** Task objective **
Write out exactly, please, the lines from the one containing "Read the values" to the end of the material.

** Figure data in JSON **
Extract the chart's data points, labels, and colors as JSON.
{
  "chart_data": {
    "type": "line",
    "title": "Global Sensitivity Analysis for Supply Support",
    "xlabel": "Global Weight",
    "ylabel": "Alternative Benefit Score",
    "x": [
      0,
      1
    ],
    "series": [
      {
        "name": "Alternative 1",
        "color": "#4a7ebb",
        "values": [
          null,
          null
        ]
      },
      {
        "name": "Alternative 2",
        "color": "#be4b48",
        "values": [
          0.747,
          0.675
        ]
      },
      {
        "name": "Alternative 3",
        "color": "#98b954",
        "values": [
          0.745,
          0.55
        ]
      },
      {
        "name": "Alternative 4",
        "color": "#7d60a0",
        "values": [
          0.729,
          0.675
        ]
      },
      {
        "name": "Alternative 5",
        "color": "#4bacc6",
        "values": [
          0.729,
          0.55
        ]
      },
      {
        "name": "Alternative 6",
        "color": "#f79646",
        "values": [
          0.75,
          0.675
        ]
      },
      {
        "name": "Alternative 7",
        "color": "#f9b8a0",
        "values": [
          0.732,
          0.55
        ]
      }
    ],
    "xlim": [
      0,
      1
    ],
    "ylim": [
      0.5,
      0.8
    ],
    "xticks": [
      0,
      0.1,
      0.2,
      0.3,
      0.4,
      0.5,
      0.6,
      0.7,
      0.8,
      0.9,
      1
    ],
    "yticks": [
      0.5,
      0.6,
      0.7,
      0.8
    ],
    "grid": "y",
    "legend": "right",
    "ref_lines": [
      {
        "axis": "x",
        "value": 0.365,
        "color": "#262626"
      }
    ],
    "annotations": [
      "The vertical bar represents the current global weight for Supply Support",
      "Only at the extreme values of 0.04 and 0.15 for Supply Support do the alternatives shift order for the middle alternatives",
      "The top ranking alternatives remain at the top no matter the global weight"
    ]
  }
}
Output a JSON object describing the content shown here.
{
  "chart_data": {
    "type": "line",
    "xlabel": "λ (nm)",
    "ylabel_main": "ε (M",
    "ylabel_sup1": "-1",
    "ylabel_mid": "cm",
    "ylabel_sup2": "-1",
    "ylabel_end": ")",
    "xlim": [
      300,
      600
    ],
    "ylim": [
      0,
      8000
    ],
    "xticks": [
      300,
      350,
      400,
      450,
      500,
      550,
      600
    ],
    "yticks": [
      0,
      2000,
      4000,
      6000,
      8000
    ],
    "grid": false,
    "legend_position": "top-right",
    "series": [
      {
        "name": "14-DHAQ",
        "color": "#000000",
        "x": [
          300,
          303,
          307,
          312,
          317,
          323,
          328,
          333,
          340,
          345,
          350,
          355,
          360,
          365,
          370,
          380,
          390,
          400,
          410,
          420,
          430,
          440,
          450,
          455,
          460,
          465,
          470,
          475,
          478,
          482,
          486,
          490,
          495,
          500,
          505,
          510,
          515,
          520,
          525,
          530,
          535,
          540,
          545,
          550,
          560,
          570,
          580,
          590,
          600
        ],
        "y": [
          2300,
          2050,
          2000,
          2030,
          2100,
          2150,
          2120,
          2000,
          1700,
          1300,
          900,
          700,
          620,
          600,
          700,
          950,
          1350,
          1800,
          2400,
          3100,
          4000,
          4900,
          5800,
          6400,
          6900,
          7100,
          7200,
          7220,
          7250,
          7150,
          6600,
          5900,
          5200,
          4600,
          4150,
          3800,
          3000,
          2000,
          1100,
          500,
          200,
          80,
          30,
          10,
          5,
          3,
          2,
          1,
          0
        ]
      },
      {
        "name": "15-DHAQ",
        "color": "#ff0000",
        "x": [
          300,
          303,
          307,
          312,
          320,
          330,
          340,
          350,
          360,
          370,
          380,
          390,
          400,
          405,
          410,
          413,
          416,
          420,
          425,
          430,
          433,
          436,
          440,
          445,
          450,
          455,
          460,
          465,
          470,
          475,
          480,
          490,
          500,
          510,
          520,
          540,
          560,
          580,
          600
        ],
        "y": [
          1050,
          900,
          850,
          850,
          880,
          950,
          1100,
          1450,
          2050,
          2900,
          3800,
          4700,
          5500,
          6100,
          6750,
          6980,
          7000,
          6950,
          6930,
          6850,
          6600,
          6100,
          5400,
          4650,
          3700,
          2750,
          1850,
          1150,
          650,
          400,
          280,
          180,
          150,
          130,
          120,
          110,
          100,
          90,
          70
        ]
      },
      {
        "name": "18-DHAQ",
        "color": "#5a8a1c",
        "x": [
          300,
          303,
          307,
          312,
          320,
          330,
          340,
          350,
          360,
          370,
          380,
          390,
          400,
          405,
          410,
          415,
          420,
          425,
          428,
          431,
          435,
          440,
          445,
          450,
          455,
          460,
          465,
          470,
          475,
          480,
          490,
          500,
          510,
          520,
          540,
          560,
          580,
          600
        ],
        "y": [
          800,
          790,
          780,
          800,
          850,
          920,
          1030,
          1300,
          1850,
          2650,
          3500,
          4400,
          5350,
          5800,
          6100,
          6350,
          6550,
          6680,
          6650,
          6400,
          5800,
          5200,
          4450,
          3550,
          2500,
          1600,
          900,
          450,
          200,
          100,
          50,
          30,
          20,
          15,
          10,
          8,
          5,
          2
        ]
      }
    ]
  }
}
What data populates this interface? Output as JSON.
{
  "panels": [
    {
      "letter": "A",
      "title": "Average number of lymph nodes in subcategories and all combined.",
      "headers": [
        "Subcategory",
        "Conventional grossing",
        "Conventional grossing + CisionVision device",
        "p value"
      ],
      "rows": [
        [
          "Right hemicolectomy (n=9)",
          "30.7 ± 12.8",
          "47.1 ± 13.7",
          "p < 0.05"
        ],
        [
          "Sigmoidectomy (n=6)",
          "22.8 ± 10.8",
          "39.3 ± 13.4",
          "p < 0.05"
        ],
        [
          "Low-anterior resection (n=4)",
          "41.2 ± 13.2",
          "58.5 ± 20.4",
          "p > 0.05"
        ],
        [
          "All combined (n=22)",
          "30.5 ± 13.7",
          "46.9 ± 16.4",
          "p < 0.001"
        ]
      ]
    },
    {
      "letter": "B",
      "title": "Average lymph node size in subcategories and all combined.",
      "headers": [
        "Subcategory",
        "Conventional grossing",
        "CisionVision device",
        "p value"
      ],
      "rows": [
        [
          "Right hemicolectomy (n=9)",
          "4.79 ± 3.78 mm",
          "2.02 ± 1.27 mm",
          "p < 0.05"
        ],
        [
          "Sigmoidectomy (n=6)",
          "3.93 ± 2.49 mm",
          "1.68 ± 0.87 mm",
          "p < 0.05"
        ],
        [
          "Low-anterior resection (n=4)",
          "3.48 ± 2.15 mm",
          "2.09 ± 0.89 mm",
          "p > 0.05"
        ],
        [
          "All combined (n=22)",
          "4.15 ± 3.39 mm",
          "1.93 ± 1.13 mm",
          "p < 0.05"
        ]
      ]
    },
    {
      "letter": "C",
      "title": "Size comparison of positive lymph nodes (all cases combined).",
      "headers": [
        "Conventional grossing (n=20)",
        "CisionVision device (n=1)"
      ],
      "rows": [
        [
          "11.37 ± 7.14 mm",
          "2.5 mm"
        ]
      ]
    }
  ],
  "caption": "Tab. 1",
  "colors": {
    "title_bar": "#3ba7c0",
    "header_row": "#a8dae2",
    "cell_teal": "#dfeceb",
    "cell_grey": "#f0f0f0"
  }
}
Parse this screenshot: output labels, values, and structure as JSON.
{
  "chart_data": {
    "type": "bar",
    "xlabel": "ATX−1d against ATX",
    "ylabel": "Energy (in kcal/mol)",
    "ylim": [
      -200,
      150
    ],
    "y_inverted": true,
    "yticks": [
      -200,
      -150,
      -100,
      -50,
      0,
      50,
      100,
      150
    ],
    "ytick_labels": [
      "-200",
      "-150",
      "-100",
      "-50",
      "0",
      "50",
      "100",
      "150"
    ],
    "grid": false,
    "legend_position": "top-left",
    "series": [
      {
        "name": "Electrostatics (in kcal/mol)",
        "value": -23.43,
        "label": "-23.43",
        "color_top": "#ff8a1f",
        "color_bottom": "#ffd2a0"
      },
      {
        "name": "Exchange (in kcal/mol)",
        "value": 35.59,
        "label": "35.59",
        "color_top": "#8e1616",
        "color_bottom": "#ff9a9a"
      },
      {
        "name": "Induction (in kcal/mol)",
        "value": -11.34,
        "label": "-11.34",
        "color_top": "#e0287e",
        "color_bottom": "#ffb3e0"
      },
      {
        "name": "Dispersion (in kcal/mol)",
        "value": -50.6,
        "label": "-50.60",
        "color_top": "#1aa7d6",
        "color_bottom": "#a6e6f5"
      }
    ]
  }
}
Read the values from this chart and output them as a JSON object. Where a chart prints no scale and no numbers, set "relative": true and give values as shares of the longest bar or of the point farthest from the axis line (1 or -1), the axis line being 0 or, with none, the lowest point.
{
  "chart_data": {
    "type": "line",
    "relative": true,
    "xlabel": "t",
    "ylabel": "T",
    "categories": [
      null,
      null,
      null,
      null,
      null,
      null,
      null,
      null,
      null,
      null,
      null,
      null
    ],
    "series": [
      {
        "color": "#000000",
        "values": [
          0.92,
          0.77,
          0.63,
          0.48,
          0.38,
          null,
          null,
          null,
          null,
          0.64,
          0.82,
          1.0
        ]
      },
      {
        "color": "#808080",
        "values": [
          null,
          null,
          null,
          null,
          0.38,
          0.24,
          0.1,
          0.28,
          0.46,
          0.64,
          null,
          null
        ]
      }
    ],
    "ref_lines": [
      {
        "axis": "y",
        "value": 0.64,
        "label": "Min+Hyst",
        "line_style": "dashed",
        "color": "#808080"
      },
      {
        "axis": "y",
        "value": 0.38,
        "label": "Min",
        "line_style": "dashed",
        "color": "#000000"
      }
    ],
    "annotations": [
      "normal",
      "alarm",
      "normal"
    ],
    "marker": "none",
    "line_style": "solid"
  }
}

** Exercise output **
Read the values from this chart and output them as a JSON object. Where a chart prints no scale and no numbers, set "relative": true and give values as shares of the longest bar or of the point farthest from the axis line (1 or -1), the axis line being 0 or, with none, the lowest point.
{
  "chart_data": {
    "type": "line",
    "relative": true,
    "xlabel": "t",
    "ylabel": "T",
    "categories": [
      null,
      null,
      null,
      null,
      null,
      null,
      null,
      null,
      null,
      null,
      null,
      null
    ],
    "series": [
      {
        "color": "#000000",
        "values": [
          0.92,
          0.77,
          0.63,
          0.48,
          0.38,
          null,
          null,
          null,
          null,
          0.64,
          0.82,
          1.0
        ]
      },
      {
        "color": "#808080",
        "values": [
          null,
          null,
          null,
          null,
          0.38,
          0.24,
          0.1,
          0.28,
          0.46,
          0.64,
          null,
          null
        ]
      }
    ],
    "ref_lines": [
      {
        "axis": "y",
        "value": 0.64,
        "label": "Min+Hyst",
        "line_style": "dashed",
        "color": "#808080"
      },
      {
        "axis": "y",
        "value": 0.38,
        "label": "Min",
        "line_style": "dashed",
        "color": "#000000"
      }
    ],
    "annotations": [
      "normal",
      "alarm",
      "normal"
    ],
    "marker": "none",
    "line_style": "solid"
  }
}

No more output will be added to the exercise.